*Directions:* Which lines below hold the word "споров"? Report each one.

*Input:*
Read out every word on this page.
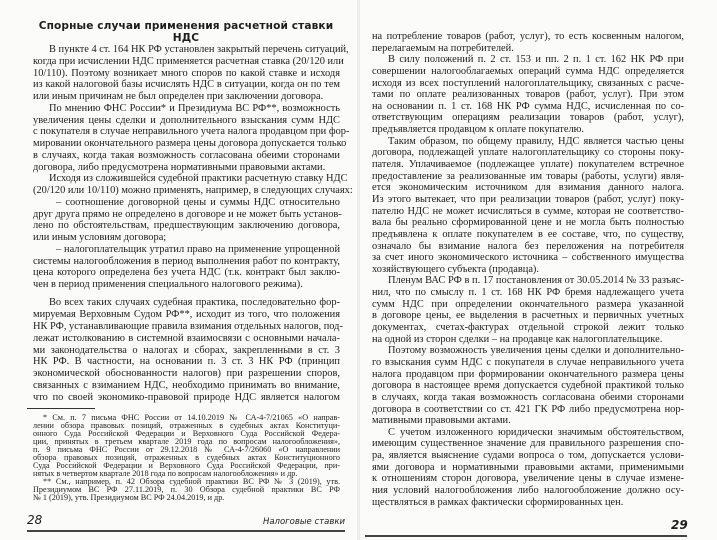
Спорные случаи применения расчетной ставки НДС
В пункте 4 ст. 164 НК РФ установлен закрытый перечень ситуаций,
когда при исчислении НДС применяется расчетная ставка (20/120 или
10/110). Поэтому возникает много споров по какой ставке и исходя
из какой налоговой базы исчислять НДС в ситуации, когда он по тем
или иным причинам не был определен при заключении договора.
По мнению ФНС России* и Президиума ВС РФ**, возможность
увеличения цены сделки и дополнительного взыскания сумм НДС
с покупателя в случае неправильного учета налога продавцом при фор-
мировании окончательного размера цены договора допускается только
в случаях, когда такая возможность согласована обеими сторонами
договора, либо предусмотрена нормативными правовыми актами.
Исходя из сложившейся судебной практики расчетную ставку НДС
(20/120 или 10/110) можно применять, например, в следующих случаях:
– соотношение договорной цены и суммы НДС относительно
друг друга прямо не определено в договоре и не может быть установ-
лено по обстоятельствам, предшествующим заключению договора,
или иным условиям договора;
– налогоплательщик утратил право на применение упрощенной
системы налогообложения в период выполнения работ по контракту,
цена которого определена без учета НДС (т.к. контракт был заклю-
чен в период применения специального налогового режима).
Во всех таких случаях судебная практика, последовательно фор-
мируемая Верховным Судом РФ**, исходит из того, что положения
НК РФ, устанавливающие правила взимания отдельных налогов, под-
лежат истолкованию в системной взаимосвязи с основными начала-
ми законодательства о налогах и сборах, закрепленными в ст. 3
НК РФ. В частности, на основании п. 3 ст. 3 НК РФ (принцип
экономической обоснованности налогов) при разрешении споров,
связанных с взиманием НДС, необходимо принимать во внимание,
что по своей экономико-правовой природе НДС является налогом
* См. п. 7 письма ФНС России от 14.10.2019 № СА-4-7/21065 «О направ-
лении обзора правовых позиций, отраженных в судебных актах Конституци-
онного Суда Российской Федерации и Верховного Суда Российской Федера-
ции, принятых в третьем квартале 2019 года по вопросам налогообложения»,
п. 9 письма ФНС России от 29.12.2018 № СА-4-7/26060 «О направлении
обзора правовых позиций, отраженных в судебных актах Конституционного
Суда Российской Федерации и Верховного Суда Российской Федерации, при-
нятых в четвертом квартале 2018 года по вопросам налогообложения» и др.
** См., например, п. 42 Обзора судебной практики ВС РФ № 3 (2019), утв.
Президиумом ВС РФ 27.11.2019, п. 30 Обзора судебной практики ВС РФ
№ 1 (2019), утв. Президиумом ВС РФ 24.04.2019, и др.
28	Налоговые ставки
на потребление товаров (работ, услуг), то есть косвенным налогом,
перелагаемым на потребителей.
В силу положений п. 2 ст. 153 и пп. 2 п. 1 ст. 162 НК РФ при
совершении налогооблагаемых операций сумма НДС определяется
исходя из всех поступлений налогоплательщику, связанных с расче-
тами по оплате реализованных товаров (работ, услуг). При этом
на основании п. 1 ст. 168 НК РФ сумма НДС, исчисленная по со-
ответствующим операциям реализации товаров (работ, услуг),
предъявляется продавцом к оплате покупателю.
Таким образом, по общему правилу, НДС является частью цены
договора, подлежащей уплате налогоплательщику со стороны поку-
пателя. Уплачиваемое (подлежащее уплате) покупателем встречное
предоставление за реализованные им товары (работы, услуги) явля-
ется экономическим источником для взимания данного налога.
Из этого вытекает, что при реализации товаров (работ, услуг) поку-
пателю НДС не может исчисляться в сумме, которая не соответство-
вала бы реально сформированной цене и не могла быть полностью
предъявлена к оплате покупателем в ее составе, что, по существу,
означало бы взимание налога без переложения на потребителя
за счет иного экономического источника – собственного имущества
хозяйствующего субъекта (продавца).
Пленум ВАС РФ в п. 17 постановления от 30.05.2014 № 33 разъяс-
нил, что по смыслу п. 1 ст. 168 НК РФ бремя надлежащего учета
сумм НДС при определении окончательного размера указанной
в договоре цены, ее выделения в расчетных и первичных учетных
документах, счетах-фактурах отдельной строкой лежит только
на одной из сторон сделки – на продавце как налогоплательщике.
Поэтому возможность увеличения цены сделки и дополнительно-
го взыскания сумм НДС с покупателя в случае неправильного учета
налога продавцом при формировании окончательного размера цены
договора в настоящее время допускается судебной практикой только
в случаях, когда такая возможность согласована обеими сторонами
договора в соответствии со ст. 421 ГК РФ либо предусмотрена нор-
мативными правовыми актами.
С учетом изложенного юридически значимым обстоятельством,
имеющим существенное значение для правильного разрешения спо-
ра, является выяснение судами вопроса о том, допускается услови-
ями договора и нормативными правовыми актами, применимыми
к отношениям сторон договора, увеличение цены в случае измене-
ния условий налогообложения либо налогообложение должно осу-
ществляться в рамках фактически сформированных цен.
29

*Response to the task:*
10/110). Поэтому возникает много споров по какой ставке и исходя
экономической обоснованности налогов) при разрешении споров,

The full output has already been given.